Report the number of lines in the entries below that include the word "EARTHQUAKE", and nothing else.

⟨

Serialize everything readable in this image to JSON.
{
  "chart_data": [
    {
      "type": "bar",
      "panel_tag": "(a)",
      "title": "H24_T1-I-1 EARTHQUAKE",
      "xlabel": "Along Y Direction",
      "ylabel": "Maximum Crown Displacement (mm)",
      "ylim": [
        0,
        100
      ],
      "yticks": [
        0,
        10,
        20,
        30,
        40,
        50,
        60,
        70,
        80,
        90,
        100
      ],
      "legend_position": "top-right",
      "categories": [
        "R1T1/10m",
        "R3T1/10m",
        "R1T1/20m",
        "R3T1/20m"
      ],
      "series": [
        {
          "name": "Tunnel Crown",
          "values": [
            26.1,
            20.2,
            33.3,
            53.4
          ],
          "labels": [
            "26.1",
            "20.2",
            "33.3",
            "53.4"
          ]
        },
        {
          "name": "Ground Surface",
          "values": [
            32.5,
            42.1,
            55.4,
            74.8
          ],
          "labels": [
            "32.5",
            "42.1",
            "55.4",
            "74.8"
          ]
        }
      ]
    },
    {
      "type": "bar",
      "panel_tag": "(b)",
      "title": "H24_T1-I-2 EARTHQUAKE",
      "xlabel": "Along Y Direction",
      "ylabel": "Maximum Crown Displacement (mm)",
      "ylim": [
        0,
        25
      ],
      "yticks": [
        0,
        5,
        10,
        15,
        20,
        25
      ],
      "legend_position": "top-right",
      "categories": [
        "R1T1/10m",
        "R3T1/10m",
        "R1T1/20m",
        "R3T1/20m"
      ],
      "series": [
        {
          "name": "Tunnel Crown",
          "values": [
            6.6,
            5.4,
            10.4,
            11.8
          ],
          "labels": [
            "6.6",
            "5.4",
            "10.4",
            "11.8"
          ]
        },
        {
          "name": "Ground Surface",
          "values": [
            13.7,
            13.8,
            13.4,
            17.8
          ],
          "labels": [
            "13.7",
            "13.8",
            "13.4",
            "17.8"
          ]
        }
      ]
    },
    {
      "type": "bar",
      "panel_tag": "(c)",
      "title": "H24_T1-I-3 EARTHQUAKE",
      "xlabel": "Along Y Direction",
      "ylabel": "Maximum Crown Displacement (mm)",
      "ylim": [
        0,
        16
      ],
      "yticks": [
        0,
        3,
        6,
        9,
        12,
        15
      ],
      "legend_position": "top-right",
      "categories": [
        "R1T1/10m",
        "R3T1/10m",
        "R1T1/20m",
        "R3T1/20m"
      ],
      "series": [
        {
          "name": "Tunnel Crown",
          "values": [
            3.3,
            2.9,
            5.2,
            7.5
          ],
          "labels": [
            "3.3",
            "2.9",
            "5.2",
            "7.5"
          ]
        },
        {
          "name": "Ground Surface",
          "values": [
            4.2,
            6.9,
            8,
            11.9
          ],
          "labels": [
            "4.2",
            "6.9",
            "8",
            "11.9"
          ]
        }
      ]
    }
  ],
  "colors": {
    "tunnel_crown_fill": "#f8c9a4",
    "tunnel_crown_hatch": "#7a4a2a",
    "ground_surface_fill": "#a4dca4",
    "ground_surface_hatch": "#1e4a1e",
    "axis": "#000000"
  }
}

⟩

REPLY -
3